-------- Stored rows --------

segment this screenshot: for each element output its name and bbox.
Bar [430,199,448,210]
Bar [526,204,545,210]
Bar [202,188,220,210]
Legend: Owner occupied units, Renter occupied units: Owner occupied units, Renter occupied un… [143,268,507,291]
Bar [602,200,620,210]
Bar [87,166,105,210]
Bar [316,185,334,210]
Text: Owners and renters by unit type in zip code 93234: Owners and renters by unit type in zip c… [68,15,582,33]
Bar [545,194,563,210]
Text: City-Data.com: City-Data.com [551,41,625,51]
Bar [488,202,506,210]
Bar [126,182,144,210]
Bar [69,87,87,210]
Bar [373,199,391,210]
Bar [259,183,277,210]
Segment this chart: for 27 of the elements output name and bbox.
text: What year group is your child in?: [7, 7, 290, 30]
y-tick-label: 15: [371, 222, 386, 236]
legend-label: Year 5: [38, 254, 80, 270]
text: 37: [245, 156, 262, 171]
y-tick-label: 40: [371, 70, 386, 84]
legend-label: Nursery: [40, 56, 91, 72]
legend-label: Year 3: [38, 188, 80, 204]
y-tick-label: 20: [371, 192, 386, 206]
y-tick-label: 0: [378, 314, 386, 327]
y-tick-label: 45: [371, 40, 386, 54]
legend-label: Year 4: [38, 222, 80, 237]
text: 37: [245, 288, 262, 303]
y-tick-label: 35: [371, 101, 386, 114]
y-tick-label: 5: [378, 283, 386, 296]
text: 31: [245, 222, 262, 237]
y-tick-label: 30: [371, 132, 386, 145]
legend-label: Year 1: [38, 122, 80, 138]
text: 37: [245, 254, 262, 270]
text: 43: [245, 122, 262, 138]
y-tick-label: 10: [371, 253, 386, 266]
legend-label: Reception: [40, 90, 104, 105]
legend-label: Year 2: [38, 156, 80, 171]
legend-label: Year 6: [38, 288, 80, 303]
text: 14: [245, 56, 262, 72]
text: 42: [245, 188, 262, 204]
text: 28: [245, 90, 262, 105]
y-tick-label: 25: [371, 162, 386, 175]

--------

Work to be completed ::
Repeat every line of the listing above verbatim, in the same order.

Reply to the task ::
segment this screenshot: for each element output its name and bbox.
Bar [430,199,448,210]
Bar [526,204,545,210]
Bar [202,188,220,210]
Legend: Owner occupied units, Renter occupied units: Owner occupied units, Renter occupied un… [143,268,507,291]
Bar [602,200,620,210]
Bar [87,166,105,210]
Bar [316,185,334,210]
Text: Owners and renters by unit type in zip code 93234: Owners and renters by unit type in zip c… [68,15,582,33]
Bar [545,194,563,210]
Text: City-Data.com: City-Data.com [551,41,625,51]
Bar [488,202,506,210]
Bar [126,182,144,210]
Bar [69,87,87,210]
Bar [373,199,391,210]
Bar [259,183,277,210]
Segment this chart: for 27 of the elements output name and bbox.
text: What year group is your child in?: [7, 7, 290, 30]
y-tick-label: 15: [371, 222, 386, 236]
legend-label: Year 5: [38, 254, 80, 270]
text: 37: [245, 156, 262, 171]
y-tick-label: 40: [371, 70, 386, 84]
legend-label: Nursery: [40, 56, 91, 72]
legend-label: Year 3: [38, 188, 80, 204]
y-tick-label: 20: [371, 192, 386, 206]
y-tick-label: 0: [378, 314, 386, 327]
y-tick-label: 45: [371, 40, 386, 54]
legend-label: Year 4: [38, 222, 80, 237]
text: 37: [245, 288, 262, 303]
y-tick-label: 35: [371, 101, 386, 114]
y-tick-label: 5: [378, 283, 386, 296]
text: 31: [245, 222, 262, 237]
y-tick-label: 30: [371, 132, 386, 145]
legend-label: Year 1: [38, 122, 80, 138]
text: 37: [245, 254, 262, 270]
text: 43: [245, 122, 262, 138]
y-tick-label: 10: [371, 253, 386, 266]
legend-label: Reception: [40, 90, 104, 105]
legend-label: Year 2: [38, 156, 80, 171]
legend-label: Year 6: [38, 288, 80, 303]
text: 14: [245, 56, 262, 72]
text: 42: [245, 188, 262, 204]
text: 28: [245, 90, 262, 105]
y-tick-label: 25: [371, 162, 386, 175]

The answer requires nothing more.